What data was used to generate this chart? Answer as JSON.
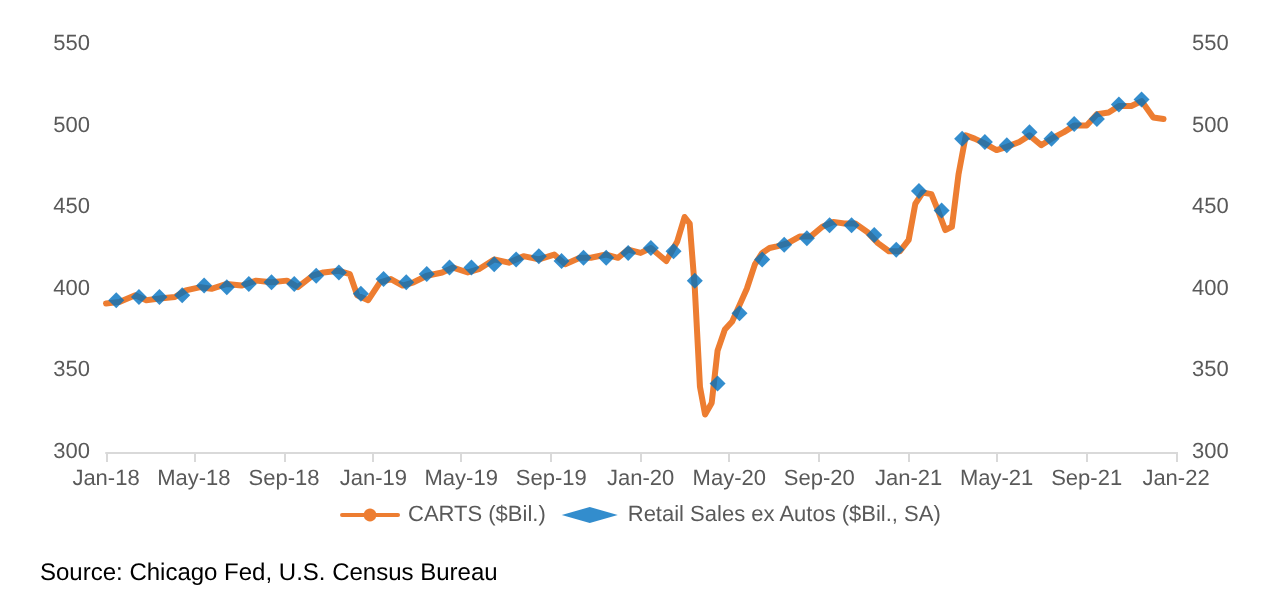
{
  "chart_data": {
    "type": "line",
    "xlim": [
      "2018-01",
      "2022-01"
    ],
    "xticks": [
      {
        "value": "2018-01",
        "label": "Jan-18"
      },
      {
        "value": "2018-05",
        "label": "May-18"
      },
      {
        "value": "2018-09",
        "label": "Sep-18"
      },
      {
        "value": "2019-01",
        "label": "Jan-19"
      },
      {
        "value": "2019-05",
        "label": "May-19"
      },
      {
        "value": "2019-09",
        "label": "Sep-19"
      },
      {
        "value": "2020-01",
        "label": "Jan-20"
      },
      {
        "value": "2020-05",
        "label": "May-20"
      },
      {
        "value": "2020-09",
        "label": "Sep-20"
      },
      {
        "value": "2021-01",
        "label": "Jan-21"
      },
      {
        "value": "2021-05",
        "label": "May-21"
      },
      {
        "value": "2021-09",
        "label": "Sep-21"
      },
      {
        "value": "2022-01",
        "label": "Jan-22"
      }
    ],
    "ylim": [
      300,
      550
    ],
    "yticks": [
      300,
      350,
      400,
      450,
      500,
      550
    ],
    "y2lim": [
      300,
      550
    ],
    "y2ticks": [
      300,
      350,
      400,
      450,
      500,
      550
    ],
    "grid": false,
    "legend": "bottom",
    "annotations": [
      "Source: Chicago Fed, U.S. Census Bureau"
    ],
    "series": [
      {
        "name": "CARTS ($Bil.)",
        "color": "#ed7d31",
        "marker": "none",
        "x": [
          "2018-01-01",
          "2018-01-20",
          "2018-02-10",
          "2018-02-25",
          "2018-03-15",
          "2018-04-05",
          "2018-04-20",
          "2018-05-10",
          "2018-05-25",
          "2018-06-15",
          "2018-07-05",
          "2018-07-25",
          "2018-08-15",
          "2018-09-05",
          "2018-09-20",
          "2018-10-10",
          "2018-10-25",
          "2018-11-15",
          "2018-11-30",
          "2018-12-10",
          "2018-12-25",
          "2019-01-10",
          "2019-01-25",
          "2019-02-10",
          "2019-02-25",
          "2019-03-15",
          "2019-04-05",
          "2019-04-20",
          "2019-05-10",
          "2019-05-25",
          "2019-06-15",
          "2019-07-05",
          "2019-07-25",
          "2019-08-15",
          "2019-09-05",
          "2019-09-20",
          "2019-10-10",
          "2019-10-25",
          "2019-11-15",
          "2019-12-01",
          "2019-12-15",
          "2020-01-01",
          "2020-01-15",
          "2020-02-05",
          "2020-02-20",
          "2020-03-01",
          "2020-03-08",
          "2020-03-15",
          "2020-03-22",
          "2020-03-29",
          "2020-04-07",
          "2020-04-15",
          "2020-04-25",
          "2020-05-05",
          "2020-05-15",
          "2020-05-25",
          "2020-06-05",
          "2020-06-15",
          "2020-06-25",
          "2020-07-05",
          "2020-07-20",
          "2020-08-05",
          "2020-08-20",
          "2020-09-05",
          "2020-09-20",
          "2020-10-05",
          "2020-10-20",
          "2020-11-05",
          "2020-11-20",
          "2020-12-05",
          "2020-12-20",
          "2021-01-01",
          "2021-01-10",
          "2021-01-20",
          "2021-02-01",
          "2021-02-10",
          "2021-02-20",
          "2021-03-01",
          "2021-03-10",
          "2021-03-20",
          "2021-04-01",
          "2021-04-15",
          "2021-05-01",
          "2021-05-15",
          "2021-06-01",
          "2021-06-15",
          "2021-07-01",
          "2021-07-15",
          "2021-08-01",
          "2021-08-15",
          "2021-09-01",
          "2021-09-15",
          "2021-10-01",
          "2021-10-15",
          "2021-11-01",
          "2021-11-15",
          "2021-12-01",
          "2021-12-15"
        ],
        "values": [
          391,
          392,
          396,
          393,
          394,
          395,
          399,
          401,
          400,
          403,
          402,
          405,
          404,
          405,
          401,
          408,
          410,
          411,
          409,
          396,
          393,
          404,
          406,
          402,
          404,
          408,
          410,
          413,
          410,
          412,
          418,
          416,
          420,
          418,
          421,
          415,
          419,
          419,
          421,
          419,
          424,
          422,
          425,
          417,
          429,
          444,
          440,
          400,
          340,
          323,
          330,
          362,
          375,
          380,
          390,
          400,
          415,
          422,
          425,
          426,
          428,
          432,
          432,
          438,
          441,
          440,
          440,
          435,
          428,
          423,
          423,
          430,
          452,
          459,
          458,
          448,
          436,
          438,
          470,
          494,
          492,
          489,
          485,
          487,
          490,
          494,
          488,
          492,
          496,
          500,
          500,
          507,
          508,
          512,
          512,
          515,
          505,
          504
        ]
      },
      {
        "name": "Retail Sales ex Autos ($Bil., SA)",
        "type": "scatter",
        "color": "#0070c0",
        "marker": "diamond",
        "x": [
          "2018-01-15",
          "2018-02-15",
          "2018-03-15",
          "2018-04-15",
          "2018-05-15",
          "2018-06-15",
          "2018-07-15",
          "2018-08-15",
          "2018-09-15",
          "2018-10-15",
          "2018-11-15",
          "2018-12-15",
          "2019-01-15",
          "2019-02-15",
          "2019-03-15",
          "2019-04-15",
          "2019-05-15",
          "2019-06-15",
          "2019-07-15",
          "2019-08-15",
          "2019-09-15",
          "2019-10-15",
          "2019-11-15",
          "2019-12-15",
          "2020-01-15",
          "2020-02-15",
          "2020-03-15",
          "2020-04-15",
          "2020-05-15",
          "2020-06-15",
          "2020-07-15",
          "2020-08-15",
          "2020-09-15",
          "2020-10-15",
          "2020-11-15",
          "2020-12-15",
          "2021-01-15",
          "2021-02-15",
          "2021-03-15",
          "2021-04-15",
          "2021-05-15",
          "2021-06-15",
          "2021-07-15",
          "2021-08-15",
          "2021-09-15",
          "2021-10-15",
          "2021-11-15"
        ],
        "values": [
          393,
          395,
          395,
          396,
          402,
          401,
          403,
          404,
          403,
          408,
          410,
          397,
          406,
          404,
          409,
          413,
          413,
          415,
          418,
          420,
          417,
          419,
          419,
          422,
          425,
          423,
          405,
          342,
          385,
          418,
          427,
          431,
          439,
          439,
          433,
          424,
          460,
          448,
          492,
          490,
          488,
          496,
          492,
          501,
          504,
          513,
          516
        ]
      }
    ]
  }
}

----

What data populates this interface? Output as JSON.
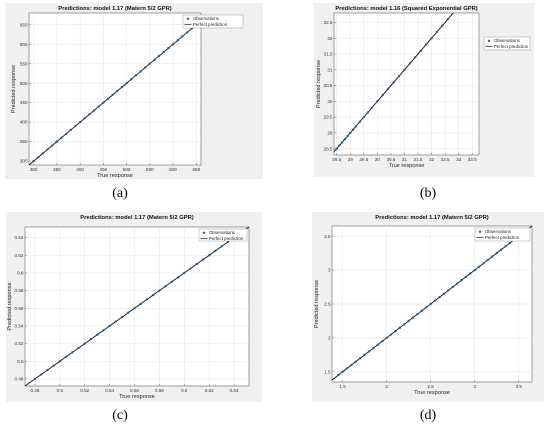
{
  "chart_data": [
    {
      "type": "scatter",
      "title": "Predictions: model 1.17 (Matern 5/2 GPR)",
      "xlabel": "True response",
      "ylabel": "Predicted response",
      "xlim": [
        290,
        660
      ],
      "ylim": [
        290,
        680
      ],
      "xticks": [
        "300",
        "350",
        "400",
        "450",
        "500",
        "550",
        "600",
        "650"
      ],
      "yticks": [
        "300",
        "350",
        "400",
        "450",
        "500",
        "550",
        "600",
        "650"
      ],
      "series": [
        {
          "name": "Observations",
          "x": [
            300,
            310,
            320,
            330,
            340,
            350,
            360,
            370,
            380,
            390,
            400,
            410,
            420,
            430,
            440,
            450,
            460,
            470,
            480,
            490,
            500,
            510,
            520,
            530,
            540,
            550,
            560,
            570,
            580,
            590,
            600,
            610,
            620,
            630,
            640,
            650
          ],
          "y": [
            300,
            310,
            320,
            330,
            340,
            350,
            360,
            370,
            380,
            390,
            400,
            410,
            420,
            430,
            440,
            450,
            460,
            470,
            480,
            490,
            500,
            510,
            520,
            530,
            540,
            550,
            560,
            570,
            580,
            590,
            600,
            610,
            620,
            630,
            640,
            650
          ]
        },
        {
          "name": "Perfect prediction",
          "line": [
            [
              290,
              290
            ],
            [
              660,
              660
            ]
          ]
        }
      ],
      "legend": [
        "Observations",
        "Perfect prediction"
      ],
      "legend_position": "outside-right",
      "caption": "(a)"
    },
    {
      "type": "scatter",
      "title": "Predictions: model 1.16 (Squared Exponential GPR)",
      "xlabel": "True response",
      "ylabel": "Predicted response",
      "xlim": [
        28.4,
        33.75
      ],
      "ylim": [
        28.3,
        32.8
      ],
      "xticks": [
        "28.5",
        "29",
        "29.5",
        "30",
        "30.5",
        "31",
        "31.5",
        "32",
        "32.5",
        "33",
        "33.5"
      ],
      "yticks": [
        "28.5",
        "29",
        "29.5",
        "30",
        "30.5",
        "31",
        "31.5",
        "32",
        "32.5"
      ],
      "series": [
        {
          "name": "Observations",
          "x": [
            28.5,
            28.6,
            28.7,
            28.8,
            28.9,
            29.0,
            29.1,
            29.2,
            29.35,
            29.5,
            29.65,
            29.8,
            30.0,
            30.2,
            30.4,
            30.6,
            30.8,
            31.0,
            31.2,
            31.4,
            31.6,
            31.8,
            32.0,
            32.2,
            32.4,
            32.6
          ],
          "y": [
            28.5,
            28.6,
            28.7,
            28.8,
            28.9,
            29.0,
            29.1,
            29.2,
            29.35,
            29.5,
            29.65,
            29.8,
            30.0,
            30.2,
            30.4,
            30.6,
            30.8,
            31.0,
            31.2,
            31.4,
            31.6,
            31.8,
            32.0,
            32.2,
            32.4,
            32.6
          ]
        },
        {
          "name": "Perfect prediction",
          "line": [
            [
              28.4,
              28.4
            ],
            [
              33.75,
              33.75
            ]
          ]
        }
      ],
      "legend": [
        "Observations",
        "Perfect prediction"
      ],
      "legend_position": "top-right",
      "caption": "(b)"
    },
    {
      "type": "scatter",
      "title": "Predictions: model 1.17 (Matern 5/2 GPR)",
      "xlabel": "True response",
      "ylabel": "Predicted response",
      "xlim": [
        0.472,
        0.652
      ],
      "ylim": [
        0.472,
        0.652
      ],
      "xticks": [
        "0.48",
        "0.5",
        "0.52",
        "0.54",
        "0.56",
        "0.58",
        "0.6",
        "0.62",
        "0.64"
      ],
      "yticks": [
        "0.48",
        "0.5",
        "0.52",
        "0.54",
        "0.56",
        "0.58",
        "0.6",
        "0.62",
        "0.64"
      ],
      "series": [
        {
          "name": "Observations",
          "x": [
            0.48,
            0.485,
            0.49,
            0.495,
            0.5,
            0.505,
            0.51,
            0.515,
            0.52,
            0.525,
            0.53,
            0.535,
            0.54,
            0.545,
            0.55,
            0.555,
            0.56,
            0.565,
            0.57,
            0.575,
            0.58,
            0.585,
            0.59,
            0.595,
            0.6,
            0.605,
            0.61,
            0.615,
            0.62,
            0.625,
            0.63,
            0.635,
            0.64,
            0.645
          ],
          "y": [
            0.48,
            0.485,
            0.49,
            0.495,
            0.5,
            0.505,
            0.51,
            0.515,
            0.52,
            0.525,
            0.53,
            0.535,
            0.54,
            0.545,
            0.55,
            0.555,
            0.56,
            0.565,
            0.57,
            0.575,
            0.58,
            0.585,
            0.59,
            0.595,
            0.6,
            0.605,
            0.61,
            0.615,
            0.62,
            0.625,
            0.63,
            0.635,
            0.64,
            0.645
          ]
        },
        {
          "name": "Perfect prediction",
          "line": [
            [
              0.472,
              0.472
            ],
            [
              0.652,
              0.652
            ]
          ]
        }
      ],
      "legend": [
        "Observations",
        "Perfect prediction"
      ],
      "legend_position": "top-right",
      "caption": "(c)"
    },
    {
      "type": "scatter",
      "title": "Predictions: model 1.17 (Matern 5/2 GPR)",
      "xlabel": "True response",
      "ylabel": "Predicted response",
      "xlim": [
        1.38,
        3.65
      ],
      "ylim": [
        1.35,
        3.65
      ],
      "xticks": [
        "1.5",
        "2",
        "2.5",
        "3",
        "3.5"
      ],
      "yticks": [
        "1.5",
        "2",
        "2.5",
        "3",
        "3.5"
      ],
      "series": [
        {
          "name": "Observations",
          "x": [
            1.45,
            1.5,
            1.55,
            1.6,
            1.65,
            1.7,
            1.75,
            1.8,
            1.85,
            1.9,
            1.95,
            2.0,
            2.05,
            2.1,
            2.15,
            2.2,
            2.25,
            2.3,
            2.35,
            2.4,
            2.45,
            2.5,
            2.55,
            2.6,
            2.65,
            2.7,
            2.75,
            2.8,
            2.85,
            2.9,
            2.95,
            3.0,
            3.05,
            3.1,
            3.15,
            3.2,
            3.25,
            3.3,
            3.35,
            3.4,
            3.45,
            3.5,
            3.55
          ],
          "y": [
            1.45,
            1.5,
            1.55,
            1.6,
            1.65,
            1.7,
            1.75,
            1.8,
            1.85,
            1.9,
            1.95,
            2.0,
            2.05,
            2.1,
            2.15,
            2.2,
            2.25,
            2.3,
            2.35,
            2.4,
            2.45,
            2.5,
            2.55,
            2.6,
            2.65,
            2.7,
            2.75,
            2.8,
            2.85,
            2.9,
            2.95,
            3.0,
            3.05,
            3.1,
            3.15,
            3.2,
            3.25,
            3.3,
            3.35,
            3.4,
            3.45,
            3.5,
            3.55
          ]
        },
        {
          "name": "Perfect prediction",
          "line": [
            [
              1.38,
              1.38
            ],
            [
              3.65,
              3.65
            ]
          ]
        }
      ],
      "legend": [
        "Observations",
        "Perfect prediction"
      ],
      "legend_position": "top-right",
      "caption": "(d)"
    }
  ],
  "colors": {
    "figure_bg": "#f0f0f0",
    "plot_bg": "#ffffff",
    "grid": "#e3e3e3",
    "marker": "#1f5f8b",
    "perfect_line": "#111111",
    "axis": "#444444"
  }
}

----

Aim: Scan the lines for the string "caption". Copy out each line that matches.

Written answer:
      "caption": "(a)"
      "caption": "(b)"
      "caption": "(c)"
      "caption": "(d)"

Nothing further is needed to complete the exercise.